>>>

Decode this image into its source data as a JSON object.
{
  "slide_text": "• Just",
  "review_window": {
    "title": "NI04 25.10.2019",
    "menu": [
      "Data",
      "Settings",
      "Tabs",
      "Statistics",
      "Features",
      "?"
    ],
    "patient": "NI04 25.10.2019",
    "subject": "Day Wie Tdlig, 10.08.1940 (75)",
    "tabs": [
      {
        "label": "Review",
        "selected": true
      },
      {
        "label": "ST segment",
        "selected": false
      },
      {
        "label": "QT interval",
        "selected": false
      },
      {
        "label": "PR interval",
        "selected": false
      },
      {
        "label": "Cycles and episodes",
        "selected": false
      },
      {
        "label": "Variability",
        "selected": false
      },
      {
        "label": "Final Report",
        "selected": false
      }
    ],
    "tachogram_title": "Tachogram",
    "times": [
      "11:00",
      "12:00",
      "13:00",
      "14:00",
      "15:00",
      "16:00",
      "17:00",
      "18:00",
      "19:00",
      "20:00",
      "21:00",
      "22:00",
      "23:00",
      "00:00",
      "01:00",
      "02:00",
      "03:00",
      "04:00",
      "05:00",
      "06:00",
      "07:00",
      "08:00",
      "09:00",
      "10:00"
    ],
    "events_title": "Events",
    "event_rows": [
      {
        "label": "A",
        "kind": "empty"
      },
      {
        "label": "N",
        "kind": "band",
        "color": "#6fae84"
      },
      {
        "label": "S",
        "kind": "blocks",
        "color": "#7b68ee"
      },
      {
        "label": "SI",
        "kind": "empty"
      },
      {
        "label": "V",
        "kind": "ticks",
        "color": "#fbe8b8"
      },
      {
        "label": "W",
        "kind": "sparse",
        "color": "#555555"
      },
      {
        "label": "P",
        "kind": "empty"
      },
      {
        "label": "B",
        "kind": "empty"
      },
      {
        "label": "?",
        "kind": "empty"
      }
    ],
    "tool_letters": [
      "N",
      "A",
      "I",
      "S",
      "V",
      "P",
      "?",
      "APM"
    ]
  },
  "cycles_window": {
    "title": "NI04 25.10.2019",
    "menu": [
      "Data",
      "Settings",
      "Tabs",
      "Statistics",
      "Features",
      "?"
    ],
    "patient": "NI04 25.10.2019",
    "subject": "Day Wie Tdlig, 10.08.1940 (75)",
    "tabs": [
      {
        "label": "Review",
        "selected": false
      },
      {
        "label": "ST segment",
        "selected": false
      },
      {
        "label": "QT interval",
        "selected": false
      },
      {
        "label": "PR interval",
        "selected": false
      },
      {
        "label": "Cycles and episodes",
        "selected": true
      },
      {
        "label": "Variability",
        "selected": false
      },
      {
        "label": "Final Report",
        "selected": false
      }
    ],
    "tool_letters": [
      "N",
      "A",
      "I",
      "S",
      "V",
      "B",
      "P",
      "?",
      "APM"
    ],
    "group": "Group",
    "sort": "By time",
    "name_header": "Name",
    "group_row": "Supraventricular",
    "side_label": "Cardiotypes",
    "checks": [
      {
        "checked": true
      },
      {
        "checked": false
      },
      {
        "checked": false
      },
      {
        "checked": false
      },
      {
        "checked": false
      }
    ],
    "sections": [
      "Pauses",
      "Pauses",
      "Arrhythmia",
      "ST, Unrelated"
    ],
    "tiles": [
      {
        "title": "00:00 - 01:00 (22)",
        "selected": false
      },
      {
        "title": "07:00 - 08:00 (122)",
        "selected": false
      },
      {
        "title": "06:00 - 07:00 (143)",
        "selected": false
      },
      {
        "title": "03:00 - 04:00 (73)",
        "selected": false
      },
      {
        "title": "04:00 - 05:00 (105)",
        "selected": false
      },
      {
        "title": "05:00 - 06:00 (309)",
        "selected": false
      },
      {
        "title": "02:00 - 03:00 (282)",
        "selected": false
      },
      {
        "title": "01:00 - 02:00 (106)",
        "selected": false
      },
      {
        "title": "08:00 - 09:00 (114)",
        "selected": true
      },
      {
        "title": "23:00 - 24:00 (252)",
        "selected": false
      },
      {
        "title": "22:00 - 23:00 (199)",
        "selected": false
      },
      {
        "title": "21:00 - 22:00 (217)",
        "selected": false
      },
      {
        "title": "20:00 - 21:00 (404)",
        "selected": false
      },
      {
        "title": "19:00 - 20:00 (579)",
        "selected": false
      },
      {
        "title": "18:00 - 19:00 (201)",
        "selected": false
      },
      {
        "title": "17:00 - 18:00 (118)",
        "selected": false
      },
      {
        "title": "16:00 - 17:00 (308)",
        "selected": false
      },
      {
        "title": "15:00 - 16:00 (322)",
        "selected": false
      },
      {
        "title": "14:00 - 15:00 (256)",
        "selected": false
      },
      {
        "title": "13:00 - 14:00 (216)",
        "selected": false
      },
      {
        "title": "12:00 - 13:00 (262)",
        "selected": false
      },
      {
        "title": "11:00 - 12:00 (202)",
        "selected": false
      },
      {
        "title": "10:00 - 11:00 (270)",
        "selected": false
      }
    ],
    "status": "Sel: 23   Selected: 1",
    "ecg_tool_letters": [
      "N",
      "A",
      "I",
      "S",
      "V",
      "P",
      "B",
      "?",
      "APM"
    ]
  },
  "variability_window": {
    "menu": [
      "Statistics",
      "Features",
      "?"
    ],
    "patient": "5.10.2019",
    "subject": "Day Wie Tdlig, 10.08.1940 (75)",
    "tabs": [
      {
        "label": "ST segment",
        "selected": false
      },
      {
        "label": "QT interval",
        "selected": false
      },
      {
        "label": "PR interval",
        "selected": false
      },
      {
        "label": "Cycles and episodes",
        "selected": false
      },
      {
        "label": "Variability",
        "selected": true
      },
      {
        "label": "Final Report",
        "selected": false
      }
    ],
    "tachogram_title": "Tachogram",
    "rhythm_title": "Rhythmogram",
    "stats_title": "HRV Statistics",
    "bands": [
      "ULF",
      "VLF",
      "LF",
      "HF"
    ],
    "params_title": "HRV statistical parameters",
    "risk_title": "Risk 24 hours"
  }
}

<<<

Goal
Exactly as they are written, print the entries again.

Output below
Decode this image into its source data as a JSON object.
{
  "slide_text": "• Just",
  "review_window": {
    "title": "NI04 25.10.2019",
    "menu": [
      "Data",
      "Settings",
      "Tabs",
      "Statistics",
      "Features",
      "?"
    ],
    "patient": "NI04 25.10.2019",
    "subject": "Day Wie Tdlig, 10.08.1940 (75)",
    "tabs": [
      {
        "label": "Review",
        "selected": true
      },
      {
        "label": "ST segment",
        "selected": false
      },
      {
        "label": "QT interval",
        "selected": false
      },
      {
        "label": "PR interval",
        "selected": false
      },
      {
        "label": "Cycles and episodes",
        "selected": false
      },
      {
        "label": "Variability",
        "selected": false
      },
      {
        "label": "Final Report",
        "selected": false
      }
    ],
    "tachogram_title": "Tachogram",
    "times": [
      "11:00",
      "12:00",
      "13:00",
      "14:00",
      "15:00",
      "16:00",
      "17:00",
      "18:00",
      "19:00",
      "20:00",
      "21:00",
      "22:00",
      "23:00",
      "00:00",
      "01:00",
      "02:00",
      "03:00",
      "04:00",
      "05:00",
      "06:00",
      "07:00",
      "08:00",
      "09:00",
      "10:00"
    ],
    "events_title": "Events",
    "event_rows": [
      {
        "label": "A",
        "kind": "empty"
      },
      {
        "label": "N",
        "kind": "band",
        "color": "#6fae84"
      },
      {
        "label": "S",
        "kind": "blocks",
        "color": "#7b68ee"
      },
      {
        "label": "SI",
        "kind": "empty"
      },
      {
        "label": "V",
        "kind": "ticks",
        "color": "#fbe8b8"
      },
      {
        "label": "W",
        "kind": "sparse",
        "color": "#555555"
      },
      {
        "label": "P",
        "kind": "empty"
      },
      {
        "label": "B",
        "kind": "empty"
      },
      {
        "label": "?",
        "kind": "empty"
      }
    ],
    "tool_letters": [
      "N",
      "A",
      "I",
      "S",
      "V",
      "P",
      "?",
      "APM"
    ]
  },
  "cycles_window": {
    "title": "NI04 25.10.2019",
    "menu": [
      "Data",
      "Settings",
      "Tabs",
      "Statistics",
      "Features",
      "?"
    ],
    "patient": "NI04 25.10.2019",
    "subject": "Day Wie Tdlig, 10.08.1940 (75)",
    "tabs": [
      {
        "label": "Review",
        "selected": false
      },
      {
        "label": "ST segment",
        "selected": false
      },
      {
        "label": "QT interval",
        "selected": false
      },
      {
        "label": "PR interval",
        "selected": false
      },
      {
        "label": "Cycles and episodes",
        "selected": true
      },
      {
        "label": "Variability",
        "selected": false
      },
      {
        "label": "Final Report",
        "selected": false
      }
    ],
    "tool_letters": [
      "N",
      "A",
      "I",
      "S",
      "V",
      "B",
      "P",
      "?",
      "APM"
    ],
    "group": "Group",
    "sort": "By time",
    "name_header": "Name",
    "group_row": "Supraventricular",
    "side_label": "Cardiotypes",
    "checks": [
      {
        "checked": true
      },
      {
        "checked": false
      },
      {
        "checked": false
      },
      {
        "checked": false
      },
      {
        "checked": false
      }
    ],
    "sections": [
      "Pauses",
      "Pauses",
      "Arrhythmia",
      "ST, Unrelated"
    ],
    "tiles": [
      {
        "title": "00:00 - 01:00 (22)",
        "selected": false
      },
      {
        "title": "07:00 - 08:00 (122)",
        "selected": false
      },
      {
        "title": "06:00 - 07:00 (143)",
        "selected": false
      },
      {
        "title": "03:00 - 04:00 (73)",
        "selected": false
      },
      {
        "title": "04:00 - 05:00 (105)",
        "selected": false
      },
      {
        "title": "05:00 - 06:00 (309)",
        "selected": false
      },
      {
        "title": "02:00 - 03:00 (282)",
        "selected": false
      },
      {
        "title": "01:00 - 02:00 (106)",
        "selected": false
      },
      {
        "title": "08:00 - 09:00 (114)",
        "selected": true
      },
      {
        "title": "23:00 - 24:00 (252)",
        "selected": false
      },
      {
        "title": "22:00 - 23:00 (199)",
        "selected": false
      },
      {
        "title": "21:00 - 22:00 (217)",
        "selected": false
      },
      {
        "title": "20:00 - 21:00 (404)",
        "selected": false
      },
      {
        "title": "19:00 - 20:00 (579)",
        "selected": false
      },
      {
        "title": "18:00 - 19:00 (201)",
        "selected": false
      },
      {
        "title": "17:00 - 18:00 (118)",
        "selected": false
      },
      {
        "title": "16:00 - 17:00 (308)",
        "selected": false
      },
      {
        "title": "15:00 - 16:00 (322)",
        "selected": false
      },
      {
        "title": "14:00 - 15:00 (256)",
        "selected": false
      },
      {
        "title": "13:00 - 14:00 (216)",
        "selected": false
      },
      {
        "title": "12:00 - 13:00 (262)",
        "selected": false
      },
      {
        "title": "11:00 - 12:00 (202)",
        "selected": false
      },
      {
        "title": "10:00 - 11:00 (270)",
        "selected": false
      }
    ],
    "status": "Sel: 23   Selected: 1",
    "ecg_tool_letters": [
      "N",
      "A",
      "I",
      "S",
      "V",
      "P",
      "B",
      "?",
      "APM"
    ]
  },
  "variability_window": {
    "menu": [
      "Statistics",
      "Features",
      "?"
    ],
    "patient": "5.10.2019",
    "subject": "Day Wie Tdlig, 10.08.1940 (75)",
    "tabs": [
      {
        "label": "ST segment",
        "selected": false
      },
      {
        "label": "QT interval",
        "selected": false
      },
      {
        "label": "PR interval",
        "selected": false
      },
      {
        "label": "Cycles and episodes",
        "selected": false
      },
      {
        "label": "Variability",
        "selected": true
      },
      {
        "label": "Final Report",
        "selected": false
      }
    ],
    "tachogram_title": "Tachogram",
    "rhythm_title": "Rhythmogram",
    "stats_title": "HRV Statistics",
    "bands": [
      "ULF",
      "VLF",
      "LF",
      "HF"
    ],
    "params_title": "HRV statistical parameters",
    "risk_title": "Risk 24 hours"
  }
}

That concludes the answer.